------ Supplied material ------

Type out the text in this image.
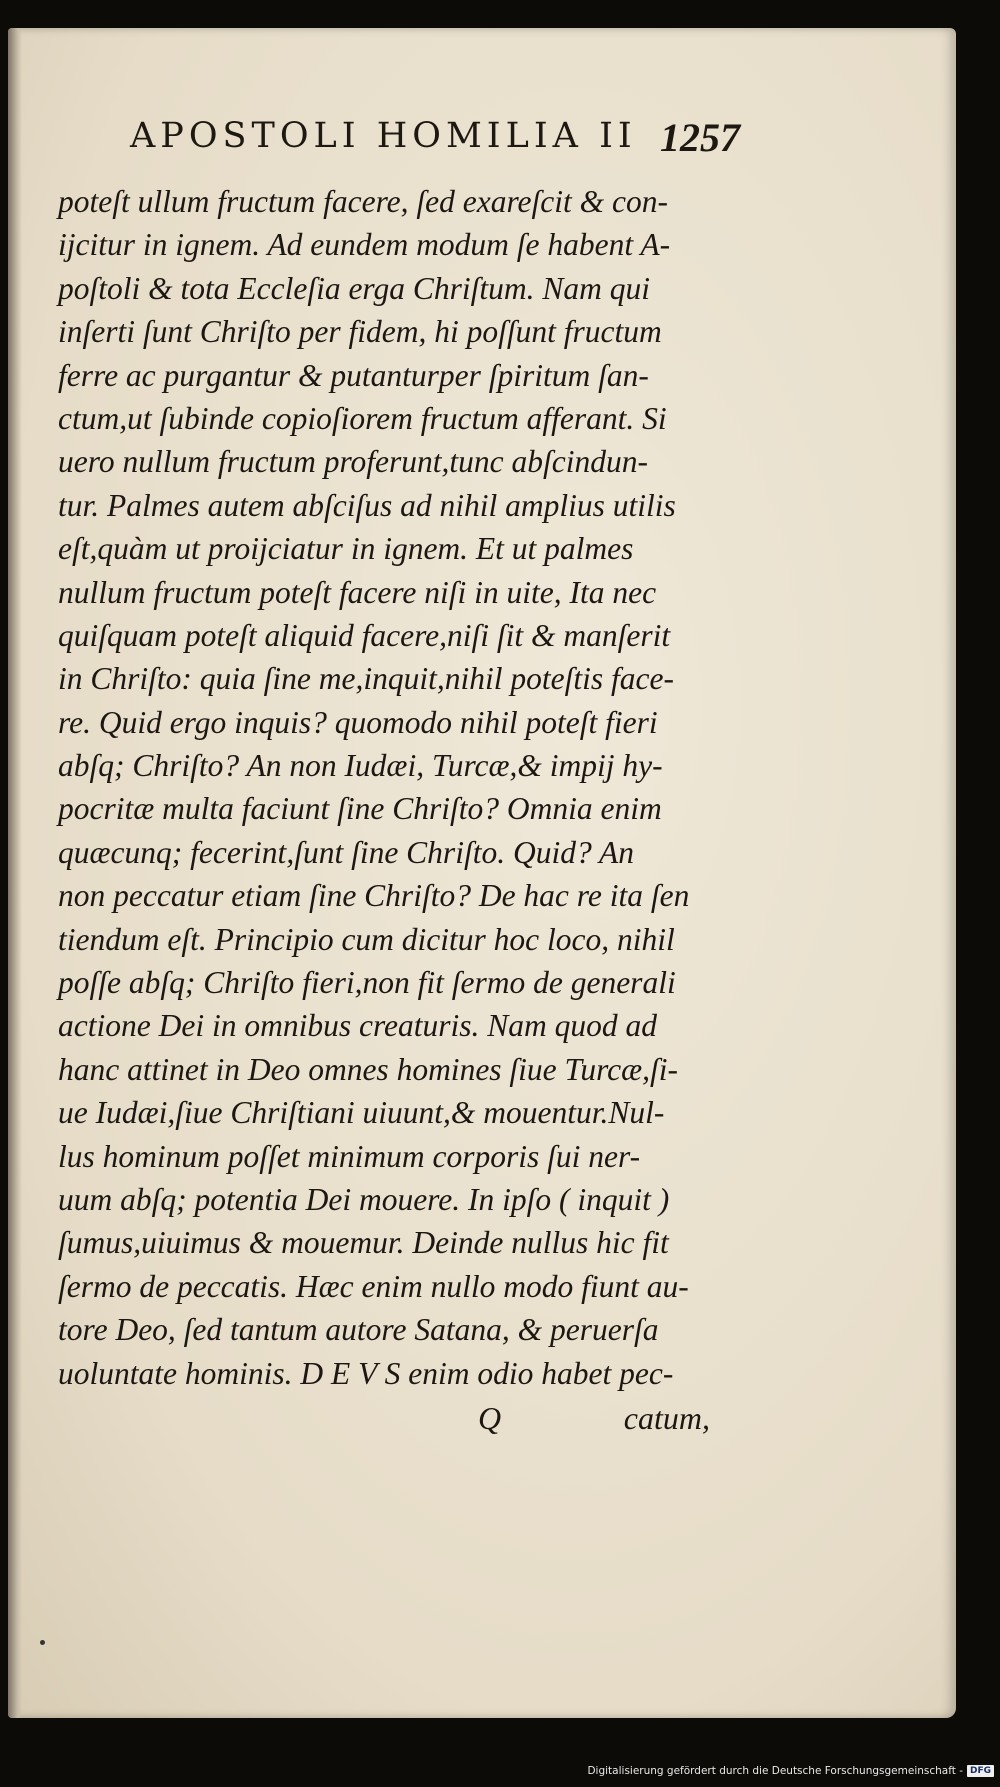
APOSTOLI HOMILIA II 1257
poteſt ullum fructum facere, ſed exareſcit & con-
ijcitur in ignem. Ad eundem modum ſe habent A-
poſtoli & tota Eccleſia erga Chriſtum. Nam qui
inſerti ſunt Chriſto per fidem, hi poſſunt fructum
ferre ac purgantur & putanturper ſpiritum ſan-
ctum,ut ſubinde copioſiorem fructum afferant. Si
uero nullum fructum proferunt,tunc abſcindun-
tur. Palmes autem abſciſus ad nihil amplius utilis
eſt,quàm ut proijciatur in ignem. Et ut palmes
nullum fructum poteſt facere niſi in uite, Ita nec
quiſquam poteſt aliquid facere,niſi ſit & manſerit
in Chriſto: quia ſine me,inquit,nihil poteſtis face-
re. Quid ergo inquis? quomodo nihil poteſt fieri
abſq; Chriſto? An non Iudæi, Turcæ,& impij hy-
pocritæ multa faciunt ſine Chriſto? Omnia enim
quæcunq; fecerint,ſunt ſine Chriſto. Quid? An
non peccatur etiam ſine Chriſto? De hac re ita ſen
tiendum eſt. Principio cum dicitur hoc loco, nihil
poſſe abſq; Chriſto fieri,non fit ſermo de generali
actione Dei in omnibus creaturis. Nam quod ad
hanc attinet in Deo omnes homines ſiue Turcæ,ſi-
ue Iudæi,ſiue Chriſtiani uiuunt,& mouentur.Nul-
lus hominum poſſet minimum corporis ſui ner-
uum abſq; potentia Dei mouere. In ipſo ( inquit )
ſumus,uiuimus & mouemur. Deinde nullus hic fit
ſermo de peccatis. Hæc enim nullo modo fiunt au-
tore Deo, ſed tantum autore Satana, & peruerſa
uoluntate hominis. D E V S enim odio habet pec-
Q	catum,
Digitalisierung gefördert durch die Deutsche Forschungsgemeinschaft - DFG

------
------ Supplied material ------

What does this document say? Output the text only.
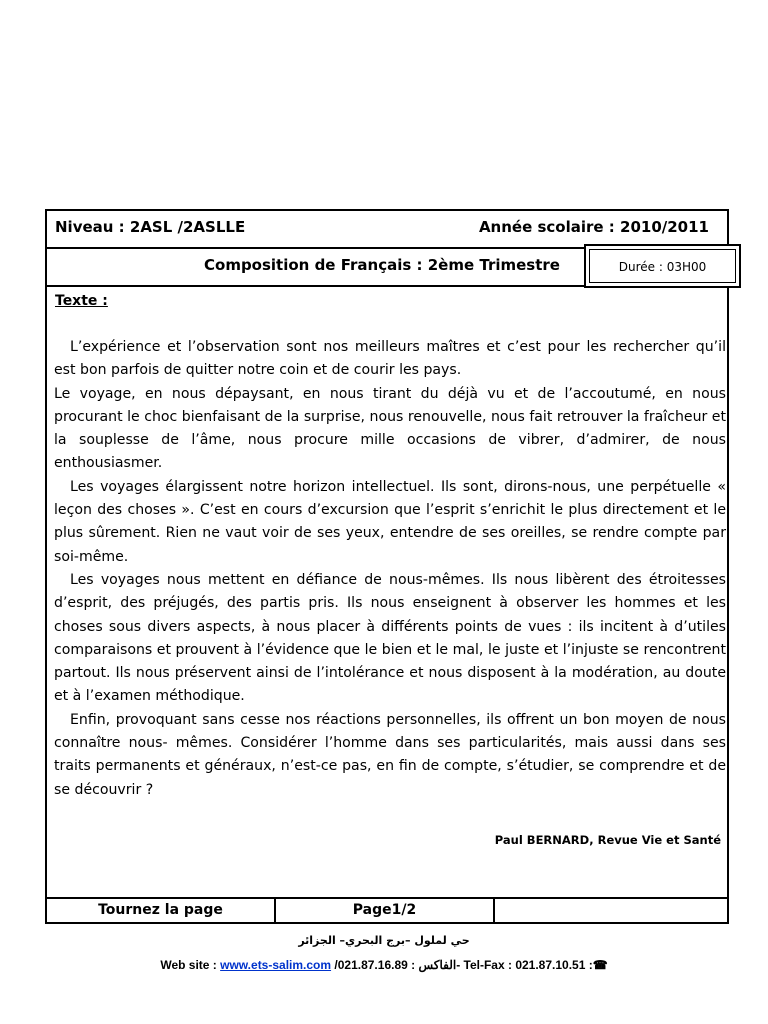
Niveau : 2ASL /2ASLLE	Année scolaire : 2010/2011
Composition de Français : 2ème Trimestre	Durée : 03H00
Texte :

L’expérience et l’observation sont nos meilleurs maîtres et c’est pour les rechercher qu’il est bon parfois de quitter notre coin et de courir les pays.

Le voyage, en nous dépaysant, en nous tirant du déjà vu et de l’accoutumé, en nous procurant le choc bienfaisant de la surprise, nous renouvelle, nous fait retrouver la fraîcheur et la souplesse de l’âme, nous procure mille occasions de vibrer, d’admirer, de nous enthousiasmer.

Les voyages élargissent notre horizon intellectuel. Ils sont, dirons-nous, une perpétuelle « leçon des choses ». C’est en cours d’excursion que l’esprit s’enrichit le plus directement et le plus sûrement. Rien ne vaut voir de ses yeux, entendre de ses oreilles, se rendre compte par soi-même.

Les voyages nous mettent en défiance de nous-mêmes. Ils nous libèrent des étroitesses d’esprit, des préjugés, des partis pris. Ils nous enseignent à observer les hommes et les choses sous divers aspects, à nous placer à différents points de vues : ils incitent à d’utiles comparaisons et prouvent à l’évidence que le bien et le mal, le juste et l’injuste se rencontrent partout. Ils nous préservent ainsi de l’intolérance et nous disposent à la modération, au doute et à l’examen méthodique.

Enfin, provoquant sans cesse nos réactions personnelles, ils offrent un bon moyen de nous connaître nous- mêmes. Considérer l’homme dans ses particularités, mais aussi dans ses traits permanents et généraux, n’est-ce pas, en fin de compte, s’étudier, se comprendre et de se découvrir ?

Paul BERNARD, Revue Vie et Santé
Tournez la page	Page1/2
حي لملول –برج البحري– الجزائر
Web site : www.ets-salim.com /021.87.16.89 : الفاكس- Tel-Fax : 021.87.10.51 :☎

------

> Set exercise:
Tally up the lines in the records that contain the word "niſi" and give only the total.

> Solution for this exercise:
2